Source records:
▶

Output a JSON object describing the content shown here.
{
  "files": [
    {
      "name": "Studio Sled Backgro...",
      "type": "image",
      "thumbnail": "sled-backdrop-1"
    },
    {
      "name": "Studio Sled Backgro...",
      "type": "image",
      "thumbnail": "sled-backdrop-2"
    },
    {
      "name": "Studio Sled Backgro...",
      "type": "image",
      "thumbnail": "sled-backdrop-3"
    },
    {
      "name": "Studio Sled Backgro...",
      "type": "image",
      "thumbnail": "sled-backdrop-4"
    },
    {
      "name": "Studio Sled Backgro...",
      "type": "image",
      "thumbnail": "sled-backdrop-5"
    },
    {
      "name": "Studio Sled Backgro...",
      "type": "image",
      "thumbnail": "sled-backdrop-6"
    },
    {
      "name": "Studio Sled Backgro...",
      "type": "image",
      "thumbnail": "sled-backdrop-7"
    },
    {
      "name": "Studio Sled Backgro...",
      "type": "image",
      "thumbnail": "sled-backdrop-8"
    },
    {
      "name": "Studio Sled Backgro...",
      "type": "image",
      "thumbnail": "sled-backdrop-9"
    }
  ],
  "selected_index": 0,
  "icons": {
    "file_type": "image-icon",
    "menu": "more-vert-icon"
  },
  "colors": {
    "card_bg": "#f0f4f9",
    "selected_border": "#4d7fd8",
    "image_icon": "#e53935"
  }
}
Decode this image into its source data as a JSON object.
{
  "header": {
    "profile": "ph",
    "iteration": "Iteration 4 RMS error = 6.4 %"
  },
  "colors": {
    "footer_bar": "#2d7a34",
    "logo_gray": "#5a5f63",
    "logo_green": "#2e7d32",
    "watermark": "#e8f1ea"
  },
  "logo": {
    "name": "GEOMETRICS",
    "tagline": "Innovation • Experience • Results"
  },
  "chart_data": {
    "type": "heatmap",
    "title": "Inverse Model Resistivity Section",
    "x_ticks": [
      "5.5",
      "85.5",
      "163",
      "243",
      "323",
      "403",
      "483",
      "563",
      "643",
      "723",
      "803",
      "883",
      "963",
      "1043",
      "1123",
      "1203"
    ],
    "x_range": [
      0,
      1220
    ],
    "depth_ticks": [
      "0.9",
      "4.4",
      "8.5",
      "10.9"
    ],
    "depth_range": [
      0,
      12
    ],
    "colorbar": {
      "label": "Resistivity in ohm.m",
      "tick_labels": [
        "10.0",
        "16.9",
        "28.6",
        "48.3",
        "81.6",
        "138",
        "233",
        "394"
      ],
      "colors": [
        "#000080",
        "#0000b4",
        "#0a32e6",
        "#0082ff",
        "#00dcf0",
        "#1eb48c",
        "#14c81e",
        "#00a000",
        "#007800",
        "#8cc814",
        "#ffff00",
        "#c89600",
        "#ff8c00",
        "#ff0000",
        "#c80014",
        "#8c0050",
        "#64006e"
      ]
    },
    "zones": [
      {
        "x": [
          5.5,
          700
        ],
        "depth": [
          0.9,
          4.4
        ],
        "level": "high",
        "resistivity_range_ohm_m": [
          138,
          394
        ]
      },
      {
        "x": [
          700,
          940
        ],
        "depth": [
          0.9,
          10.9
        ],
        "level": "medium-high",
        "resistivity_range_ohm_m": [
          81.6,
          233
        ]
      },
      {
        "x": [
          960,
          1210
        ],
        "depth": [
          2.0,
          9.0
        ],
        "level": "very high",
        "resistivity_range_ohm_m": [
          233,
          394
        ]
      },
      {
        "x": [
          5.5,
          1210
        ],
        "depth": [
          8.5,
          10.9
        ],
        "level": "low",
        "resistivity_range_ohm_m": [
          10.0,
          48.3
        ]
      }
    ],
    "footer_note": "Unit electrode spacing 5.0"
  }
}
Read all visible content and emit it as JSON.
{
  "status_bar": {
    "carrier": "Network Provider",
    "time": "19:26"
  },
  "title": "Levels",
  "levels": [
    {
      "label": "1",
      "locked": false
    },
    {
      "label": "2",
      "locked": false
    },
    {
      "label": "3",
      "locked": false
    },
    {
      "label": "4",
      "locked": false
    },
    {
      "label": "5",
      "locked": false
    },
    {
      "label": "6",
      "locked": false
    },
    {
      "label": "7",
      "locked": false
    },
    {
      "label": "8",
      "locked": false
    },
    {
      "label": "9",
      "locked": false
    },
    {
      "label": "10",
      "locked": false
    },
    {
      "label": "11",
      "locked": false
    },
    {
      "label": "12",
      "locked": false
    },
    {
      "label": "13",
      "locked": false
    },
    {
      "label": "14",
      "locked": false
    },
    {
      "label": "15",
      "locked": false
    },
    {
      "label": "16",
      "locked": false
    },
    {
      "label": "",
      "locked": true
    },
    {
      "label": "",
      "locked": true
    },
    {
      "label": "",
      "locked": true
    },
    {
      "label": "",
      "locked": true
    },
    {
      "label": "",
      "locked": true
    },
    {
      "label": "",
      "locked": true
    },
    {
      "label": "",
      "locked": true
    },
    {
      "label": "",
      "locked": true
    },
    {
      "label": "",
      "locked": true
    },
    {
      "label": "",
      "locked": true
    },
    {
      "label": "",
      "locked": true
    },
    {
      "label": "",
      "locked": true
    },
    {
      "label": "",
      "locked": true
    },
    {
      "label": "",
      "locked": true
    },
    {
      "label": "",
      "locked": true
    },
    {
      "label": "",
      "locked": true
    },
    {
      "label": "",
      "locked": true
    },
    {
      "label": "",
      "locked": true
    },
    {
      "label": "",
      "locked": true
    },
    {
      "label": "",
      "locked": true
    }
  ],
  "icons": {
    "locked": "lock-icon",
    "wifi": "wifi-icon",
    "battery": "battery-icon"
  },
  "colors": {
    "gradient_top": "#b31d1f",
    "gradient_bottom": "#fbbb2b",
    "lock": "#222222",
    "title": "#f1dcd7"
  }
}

◀

Copy each record from above without leaving any out.

Output a JSON object describing the content shown here.
{
  "files": [
    {
      "name": "Studio Sled Backgro...",
      "type": "image",
      "thumbnail": "sled-backdrop-1"
    },
    {
      "name": "Studio Sled Backgro...",
      "type": "image",
      "thumbnail": "sled-backdrop-2"
    },
    {
      "name": "Studio Sled Backgro...",
      "type": "image",
      "thumbnail": "sled-backdrop-3"
    },
    {
      "name": "Studio Sled Backgro...",
      "type": "image",
      "thumbnail": "sled-backdrop-4"
    },
    {
      "name": "Studio Sled Backgro...",
      "type": "image",
      "thumbnail": "sled-backdrop-5"
    },
    {
      "name": "Studio Sled Backgro...",
      "type": "image",
      "thumbnail": "sled-backdrop-6"
    },
    {
      "name": "Studio Sled Backgro...",
      "type": "image",
      "thumbnail": "sled-backdrop-7"
    },
    {
      "name": "Studio Sled Backgro...",
      "type": "image",
      "thumbnail": "sled-backdrop-8"
    },
    {
      "name": "Studio Sled Backgro...",
      "type": "image",
      "thumbnail": "sled-backdrop-9"
    }
  ],
  "selected_index": 0,
  "icons": {
    "file_type": "image-icon",
    "menu": "more-vert-icon"
  },
  "colors": {
    "card_bg": "#f0f4f9",
    "selected_border": "#4d7fd8",
    "image_icon": "#e53935"
  }
}
Decode this image into its source data as a JSON object.
{
  "header": {
    "profile": "ph",
    "iteration": "Iteration 4 RMS error = 6.4 %"
  },
  "colors": {
    "footer_bar": "#2d7a34",
    "logo_gray": "#5a5f63",
    "logo_green": "#2e7d32",
    "watermark": "#e8f1ea"
  },
  "logo": {
    "name": "GEOMETRICS",
    "tagline": "Innovation • Experience • Results"
  },
  "chart_data": {
    "type": "heatmap",
    "title": "Inverse Model Resistivity Section",
    "x_ticks": [
      "5.5",
      "85.5",
      "163",
      "243",
      "323",
      "403",
      "483",
      "563",
      "643",
      "723",
      "803",
      "883",
      "963",
      "1043",
      "1123",
      "1203"
    ],
    "x_range": [
      0,
      1220
    ],
    "depth_ticks": [
      "0.9",
      "4.4",
      "8.5",
      "10.9"
    ],
    "depth_range": [
      0,
      12
    ],
    "colorbar": {
      "label": "Resistivity in ohm.m",
      "tick_labels": [
        "10.0",
        "16.9",
        "28.6",
        "48.3",
        "81.6",
        "138",
        "233",
        "394"
      ],
      "colors": [
        "#000080",
        "#0000b4",
        "#0a32e6",
        "#0082ff",
        "#00dcf0",
        "#1eb48c",
        "#14c81e",
        "#00a000",
        "#007800",
        "#8cc814",
        "#ffff00",
        "#c89600",
        "#ff8c00",
        "#ff0000",
        "#c80014",
        "#8c0050",
        "#64006e"
      ]
    },
    "zones": [
      {
        "x": [
          5.5,
          700
        ],
        "depth": [
          0.9,
          4.4
        ],
        "level": "high",
        "resistivity_range_ohm_m": [
          138,
          394
        ]
      },
      {
        "x": [
          700,
          940
        ],
        "depth": [
          0.9,
          10.9
        ],
        "level": "medium-high",
        "resistivity_range_ohm_m": [
          81.6,
          233
        ]
      },
      {
        "x": [
          960,
          1210
        ],
        "depth": [
          2.0,
          9.0
        ],
        "level": "very high",
        "resistivity_range_ohm_m": [
          233,
          394
        ]
      },
      {
        "x": [
          5.5,
          1210
        ],
        "depth": [
          8.5,
          10.9
        ],
        "level": "low",
        "resistivity_range_ohm_m": [
          10.0,
          48.3
        ]
      }
    ],
    "footer_note": "Unit electrode spacing 5.0"
  }
}
Read all visible content and emit it as JSON.
{
  "status_bar": {
    "carrier": "Network Provider",
    "time": "19:26"
  },
  "title": "Levels",
  "levels": [
    {
      "label": "1",
      "locked": false
    },
    {
      "label": "2",
      "locked": false
    },
    {
      "label": "3",
      "locked": false
    },
    {
      "label": "4",
      "locked": false
    },
    {
      "label": "5",
      "locked": false
    },
    {
      "label": "6",
      "locked": false
    },
    {
      "label": "7",
      "locked": false
    },
    {
      "label": "8",
      "locked": false
    },
    {
      "label": "9",
      "locked": false
    },
    {
      "label": "10",
      "locked": false
    },
    {
      "label": "11",
      "locked": false
    },
    {
      "label": "12",
      "locked": false
    },
    {
      "label": "13",
      "locked": false
    },
    {
      "label": "14",
      "locked": false
    },
    {
      "label": "15",
      "locked": false
    },
    {
      "label": "16",
      "locked": false
    },
    {
      "label": "",
      "locked": true
    },
    {
      "label": "",
      "locked": true
    },
    {
      "label": "",
      "locked": true
    },
    {
      "label": "",
      "locked": true
    },
    {
      "label": "",
      "locked": true
    },
    {
      "label": "",
      "locked": true
    },
    {
      "label": "",
      "locked": true
    },
    {
      "label": "",
      "locked": true
    },
    {
      "label": "",
      "locked": true
    },
    {
      "label": "",
      "locked": true
    },
    {
      "label": "",
      "locked": true
    },
    {
      "label": "",
      "locked": true
    },
    {
      "label": "",
      "locked": true
    },
    {
      "label": "",
      "locked": true
    },
    {
      "label": "",
      "locked": true
    },
    {
      "label": "",
      "locked": true
    },
    {
      "label": "",
      "locked": true
    },
    {
      "label": "",
      "locked": true
    },
    {
      "label": "",
      "locked": true
    },
    {
      "label": "",
      "locked": true
    }
  ],
  "icons": {
    "locked": "lock-icon",
    "wifi": "wifi-icon",
    "battery": "battery-icon"
  },
  "colors": {
    "gradient_top": "#b31d1f",
    "gradient_bottom": "#fbbb2b",
    "lock": "#222222",
    "title": "#f1dcd7"
  }
}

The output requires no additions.